Exercise directions – Could you output each line of the data that follows exactly?
-- start of Data entries --
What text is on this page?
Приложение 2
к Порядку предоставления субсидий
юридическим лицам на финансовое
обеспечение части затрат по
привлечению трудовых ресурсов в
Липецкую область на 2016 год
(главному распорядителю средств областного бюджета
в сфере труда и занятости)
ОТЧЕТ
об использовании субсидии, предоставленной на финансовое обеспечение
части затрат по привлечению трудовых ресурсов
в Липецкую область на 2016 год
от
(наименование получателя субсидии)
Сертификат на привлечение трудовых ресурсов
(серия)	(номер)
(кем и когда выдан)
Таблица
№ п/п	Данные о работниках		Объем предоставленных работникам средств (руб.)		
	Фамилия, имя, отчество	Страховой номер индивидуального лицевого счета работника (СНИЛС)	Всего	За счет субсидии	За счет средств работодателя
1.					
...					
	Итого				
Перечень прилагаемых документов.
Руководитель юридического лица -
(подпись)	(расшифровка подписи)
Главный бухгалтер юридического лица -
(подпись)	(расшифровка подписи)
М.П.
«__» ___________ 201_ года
-- end of Data entries --
Output for this task –
What text is on this page?
Приложение 2
к Порядку предоставления субсидий
юридическим лицам на финансовое
обеспечение части затрат по
привлечению трудовых ресурсов в
Липецкую область на 2016 год
(главному распорядителю средств областного бюджета
в сфере труда и занятости)
ОТЧЕТ
об использовании субсидии, предоставленной на финансовое обеспечение
части затрат по привлечению трудовых ресурсов
в Липецкую область на 2016 год
от
(наименование получателя субсидии)
Сертификат на привлечение трудовых ресурсов
(серия)	(номер)
(кем и когда выдан)
Таблица
№ п/п	Данные о работниках		Объем предоставленных работникам средств (руб.)		
	Фамилия, имя, отчество	Страховой номер индивидуального лицевого счета работника (СНИЛС)	Всего	За счет субсидии	За счет средств работодателя
1.					
...					
	Итого				
Перечень прилагаемых документов.
Руководитель юридического лица -
(подпись)	(расшифровка подписи)
Главный бухгалтер юридического лица -
(подпись)	(расшифровка подписи)
М.П.
«__» ___________ 201_ года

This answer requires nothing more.